Stored data -
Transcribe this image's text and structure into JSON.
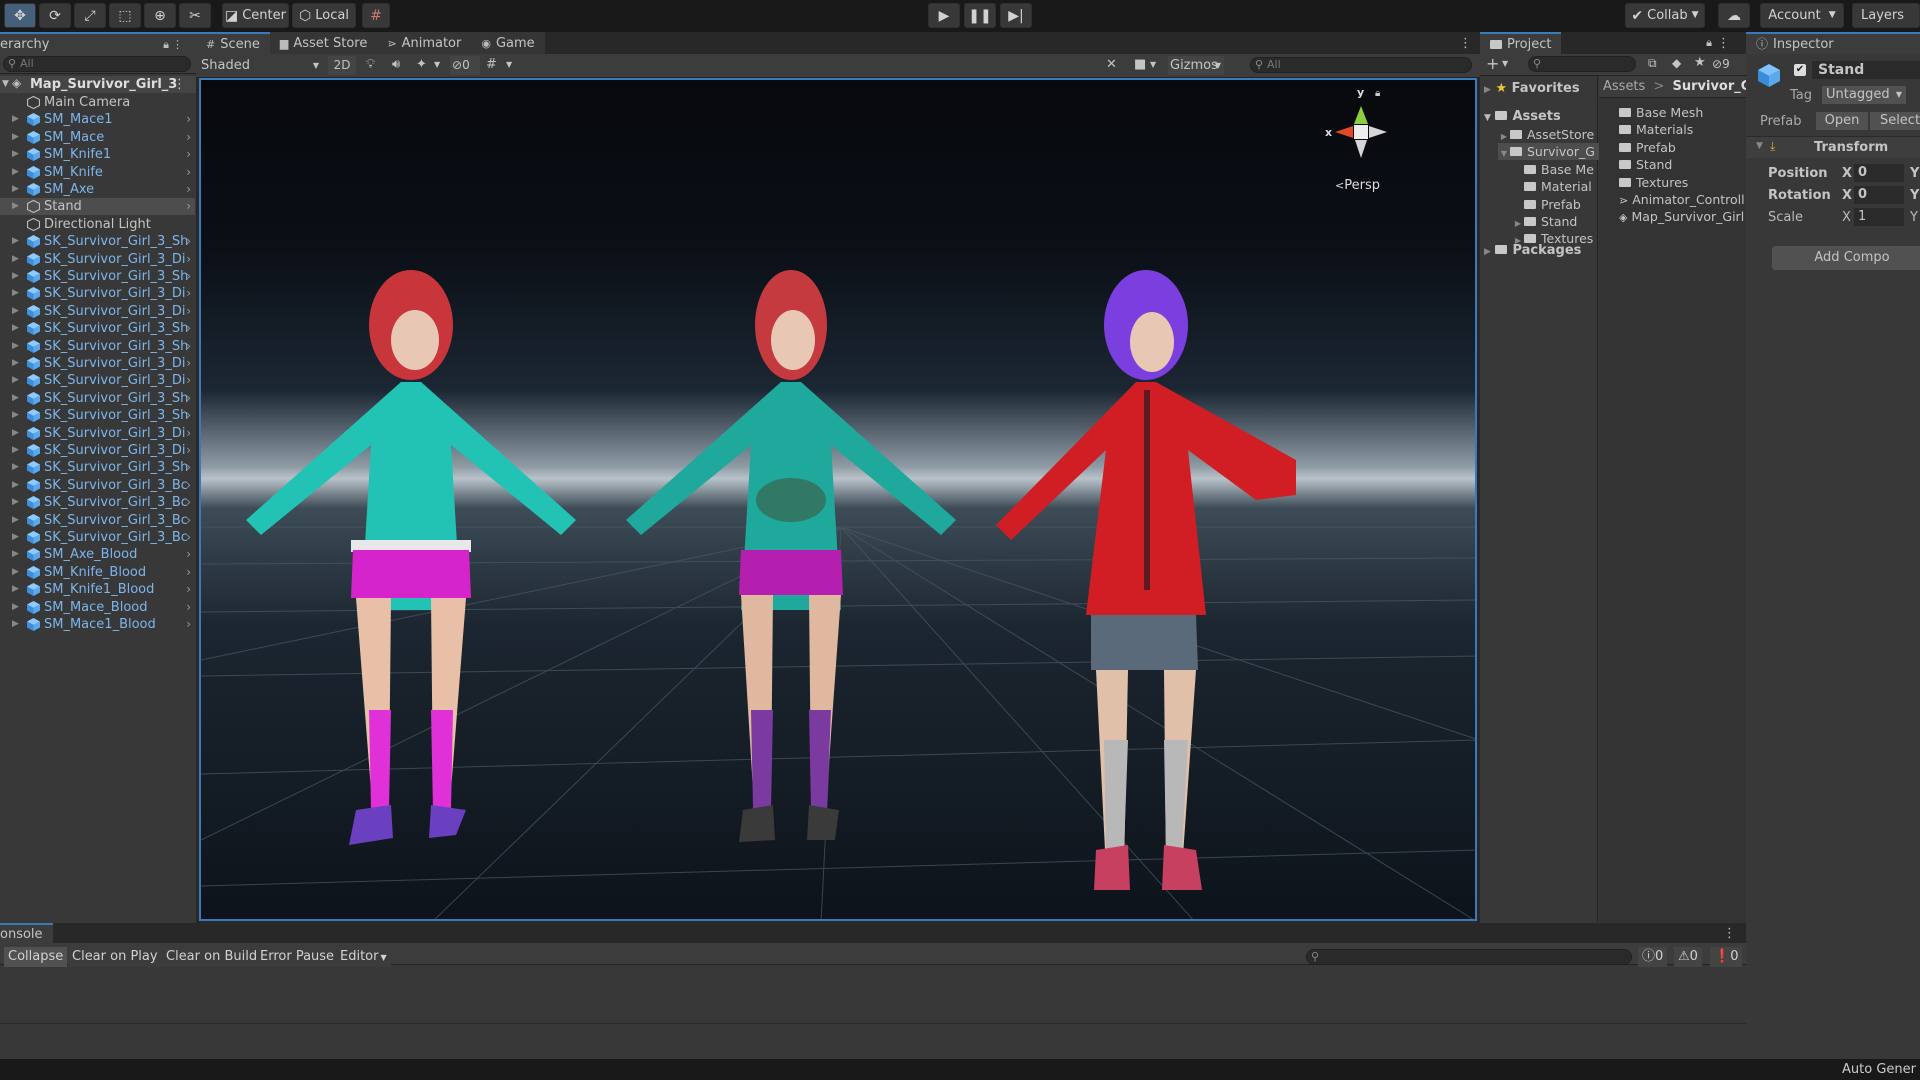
{
  "toolbar": {
    "pivot_label": "Center",
    "space_label": "Local",
    "collab_label": "Collab",
    "account_label": "Account",
    "layers_label": "Layers"
  },
  "hierarchy": {
    "tab": "erarchy",
    "search_placeholder": "All",
    "scene_name": "Map_Survivor_Girl_3",
    "items": [
      {
        "label": "Main Camera",
        "blue": false,
        "expand": false
      },
      {
        "label": "SM_Mace1",
        "blue": true,
        "expand": true
      },
      {
        "label": "SM_Mace",
        "blue": true,
        "expand": true
      },
      {
        "label": "SM_Knife1",
        "blue": true,
        "expand": true
      },
      {
        "label": "SM_Knife",
        "blue": true,
        "expand": true
      },
      {
        "label": "SM_Axe",
        "blue": true,
        "expand": true
      },
      {
        "label": "Stand",
        "blue": false,
        "expand": true
      },
      {
        "label": "Directional Light",
        "blue": false,
        "expand": false
      },
      {
        "label": "SK_Survivor_Girl_3_Sh",
        "blue": true,
        "expand": true
      },
      {
        "label": "SK_Survivor_Girl_3_Di",
        "blue": true,
        "expand": true
      },
      {
        "label": "SK_Survivor_Girl_3_Sh",
        "blue": true,
        "expand": true
      },
      {
        "label": "SK_Survivor_Girl_3_Di",
        "blue": true,
        "expand": true
      },
      {
        "label": "SK_Survivor_Girl_3_Di",
        "blue": true,
        "expand": true
      },
      {
        "label": "SK_Survivor_Girl_3_Sh",
        "blue": true,
        "expand": true
      },
      {
        "label": "SK_Survivor_Girl_3_Sh",
        "blue": true,
        "expand": true
      },
      {
        "label": "SK_Survivor_Girl_3_Di",
        "blue": true,
        "expand": true
      },
      {
        "label": "SK_Survivor_Girl_3_Di",
        "blue": true,
        "expand": true
      },
      {
        "label": "SK_Survivor_Girl_3_Sh",
        "blue": true,
        "expand": true
      },
      {
        "label": "SK_Survivor_Girl_3_Sh",
        "blue": true,
        "expand": true
      },
      {
        "label": "SK_Survivor_Girl_3_Di",
        "blue": true,
        "expand": true
      },
      {
        "label": "SK_Survivor_Girl_3_Di",
        "blue": true,
        "expand": true
      },
      {
        "label": "SK_Survivor_Girl_3_Sh",
        "blue": true,
        "expand": true
      },
      {
        "label": "SK_Survivor_Girl_3_Bc",
        "blue": true,
        "expand": true
      },
      {
        "label": "SK_Survivor_Girl_3_Bc",
        "blue": true,
        "expand": true
      },
      {
        "label": "SK_Survivor_Girl_3_Bc",
        "blue": true,
        "expand": true
      },
      {
        "label": "SK_Survivor_Girl_3_Bc",
        "blue": true,
        "expand": true
      },
      {
        "label": "SM_Axe_Blood",
        "blue": true,
        "expand": true
      },
      {
        "label": "SM_Knife_Blood",
        "blue": true,
        "expand": true
      },
      {
        "label": "SM_Knife1_Blood",
        "blue": true,
        "expand": true
      },
      {
        "label": "SM_Mace_Blood",
        "blue": true,
        "expand": true
      },
      {
        "label": "SM_Mace1_Blood",
        "blue": true,
        "expand": true
      }
    ]
  },
  "scene_view": {
    "tabs": [
      "Scene",
      "Asset Store",
      "Animator",
      "Game"
    ],
    "shading": "Shaded",
    "mode_2d": "2D",
    "hidden_count": "0",
    "gizmos_label": "Gizmos",
    "search_placeholder": "All",
    "persp_label": "Persp",
    "axis_x": "x",
    "axis_y": "y"
  },
  "project": {
    "tab": "Project",
    "favorites": "Favorites",
    "assets": "Assets",
    "packages": "Packages",
    "tree": [
      {
        "label": "AssetStore",
        "indent": 1,
        "open": false
      },
      {
        "label": "Survivor_G",
        "indent": 1,
        "open": true
      },
      {
        "label": "Base Me",
        "indent": 2,
        "open": null
      },
      {
        "label": "Material",
        "indent": 2,
        "open": null
      },
      {
        "label": "Prefab",
        "indent": 2,
        "open": null
      },
      {
        "label": "Stand",
        "indent": 2,
        "open": false
      },
      {
        "label": "Textures",
        "indent": 2,
        "open": false
      }
    ],
    "breadcrumb_root": "Assets",
    "breadcrumb_current": "Survivor_Girl",
    "files": [
      "Base Mesh",
      "Materials",
      "Prefab",
      "Stand",
      "Textures",
      "Animator_Controll",
      "Map_Survivor_Girl"
    ],
    "hidden_count": "9"
  },
  "inspector": {
    "tab": "Inspector",
    "object_name": "Stand",
    "tag_label": "Tag",
    "tag_value": "Untagged",
    "prefab_label": "Prefab",
    "open_label": "Open",
    "select_label": "Select",
    "component": "Transform",
    "position_label": "Position",
    "rotation_label": "Rotation",
    "scale_label": "Scale",
    "x": "X",
    "y": "Y",
    "position_x": "0",
    "rotation_x": "0",
    "scale_x": "1",
    "add_component": "Add Compo"
  },
  "console": {
    "tab": "onsole",
    "buttons": [
      "Collapse",
      "Clear on Play",
      "Clear on Build",
      "Error Pause",
      "Editor"
    ],
    "info_count": "0",
    "warn_count": "0",
    "error_count": "0"
  },
  "status": {
    "text": "Auto Gener"
  }
}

EXERCISE REQUIREMENTS -
Without including any pictures, output all the entries above exactly.

SOLUTION FOR THIS TASK -
Transcribe this image's text and structure into JSON.
{
  "toolbar": {
    "pivot_label": "Center",
    "space_label": "Local",
    "collab_label": "Collab",
    "account_label": "Account",
    "layers_label": "Layers"
  },
  "hierarchy": {
    "tab": "erarchy",
    "search_placeholder": "All",
    "scene_name": "Map_Survivor_Girl_3",
    "items": [
      {
        "label": "Main Camera",
        "blue": false,
        "expand": false
      },
      {
        "label": "SM_Mace1",
        "blue": true,
        "expand": true
      },
      {
        "label": "SM_Mace",
        "blue": true,
        "expand": true
      },
      {
        "label": "SM_Knife1",
        "blue": true,
        "expand": true
      },
      {
        "label": "SM_Knife",
        "blue": true,
        "expand": true
      },
      {
        "label": "SM_Axe",
        "blue": true,
        "expand": true
      },
      {
        "label": "Stand",
        "blue": false,
        "expand": true
      },
      {
        "label": "Directional Light",
        "blue": false,
        "expand": false
      },
      {
        "label": "SK_Survivor_Girl_3_Sh",
        "blue": true,
        "expand": true
      },
      {
        "label": "SK_Survivor_Girl_3_Di",
        "blue": true,
        "expand": true
      },
      {
        "label": "SK_Survivor_Girl_3_Sh",
        "blue": true,
        "expand": true
      },
      {
        "label": "SK_Survivor_Girl_3_Di",
        "blue": true,
        "expand": true
      },
      {
        "label": "SK_Survivor_Girl_3_Di",
        "blue": true,
        "expand": true
      },
      {
        "label": "SK_Survivor_Girl_3_Sh",
        "blue": true,
        "expand": true
      },
      {
        "label": "SK_Survivor_Girl_3_Sh",
        "blue": true,
        "expand": true
      },
      {
        "label": "SK_Survivor_Girl_3_Di",
        "blue": true,
        "expand": true
      },
      {
        "label": "SK_Survivor_Girl_3_Di",
        "blue": true,
        "expand": true
      },
      {
        "label": "SK_Survivor_Girl_3_Sh",
        "blue": true,
        "expand": true
      },
      {
        "label": "SK_Survivor_Girl_3_Sh",
        "blue": true,
        "expand": true
      },
      {
        "label": "SK_Survivor_Girl_3_Di",
        "blue": true,
        "expand": true
      },
      {
        "label": "SK_Survivor_Girl_3_Di",
        "blue": true,
        "expand": true
      },
      {
        "label": "SK_Survivor_Girl_3_Sh",
        "blue": true,
        "expand": true
      },
      {
        "label": "SK_Survivor_Girl_3_Bc",
        "blue": true,
        "expand": true
      },
      {
        "label": "SK_Survivor_Girl_3_Bc",
        "blue": true,
        "expand": true
      },
      {
        "label": "SK_Survivor_Girl_3_Bc",
        "blue": true,
        "expand": true
      },
      {
        "label": "SK_Survivor_Girl_3_Bc",
        "blue": true,
        "expand": true
      },
      {
        "label": "SM_Axe_Blood",
        "blue": true,
        "expand": true
      },
      {
        "label": "SM_Knife_Blood",
        "blue": true,
        "expand": true
      },
      {
        "label": "SM_Knife1_Blood",
        "blue": true,
        "expand": true
      },
      {
        "label": "SM_Mace_Blood",
        "blue": true,
        "expand": true
      },
      {
        "label": "SM_Mace1_Blood",
        "blue": true,
        "expand": true
      }
    ]
  },
  "scene_view": {
    "tabs": [
      "Scene",
      "Asset Store",
      "Animator",
      "Game"
    ],
    "shading": "Shaded",
    "mode_2d": "2D",
    "hidden_count": "0",
    "gizmos_label": "Gizmos",
    "search_placeholder": "All",
    "persp_label": "Persp",
    "axis_x": "x",
    "axis_y": "y"
  },
  "project": {
    "tab": "Project",
    "favorites": "Favorites",
    "assets": "Assets",
    "packages": "Packages",
    "tree": [
      {
        "label": "AssetStore",
        "indent": 1,
        "open": false
      },
      {
        "label": "Survivor_G",
        "indent": 1,
        "open": true
      },
      {
        "label": "Base Me",
        "indent": 2,
        "open": null
      },
      {
        "label": "Material",
        "indent": 2,
        "open": null
      },
      {
        "label": "Prefab",
        "indent": 2,
        "open": null
      },
      {
        "label": "Stand",
        "indent": 2,
        "open": false
      },
      {
        "label": "Textures",
        "indent": 2,
        "open": false
      }
    ],
    "breadcrumb_root": "Assets",
    "breadcrumb_current": "Survivor_Girl",
    "files": [
      "Base Mesh",
      "Materials",
      "Prefab",
      "Stand",
      "Textures",
      "Animator_Controll",
      "Map_Survivor_Girl"
    ],
    "hidden_count": "9"
  },
  "inspector": {
    "tab": "Inspector",
    "object_name": "Stand",
    "tag_label": "Tag",
    "tag_value": "Untagged",
    "prefab_label": "Prefab",
    "open_label": "Open",
    "select_label": "Select",
    "component": "Transform",
    "position_label": "Position",
    "rotation_label": "Rotation",
    "scale_label": "Scale",
    "x": "X",
    "y": "Y",
    "position_x": "0",
    "rotation_x": "0",
    "scale_x": "1",
    "add_component": "Add Compo"
  },
  "console": {
    "tab": "onsole",
    "buttons": [
      "Collapse",
      "Clear on Play",
      "Clear on Build",
      "Error Pause",
      "Editor"
    ],
    "info_count": "0",
    "warn_count": "0",
    "error_count": "0"
  },
  "status": {
    "text": "Auto Gener"
  }
}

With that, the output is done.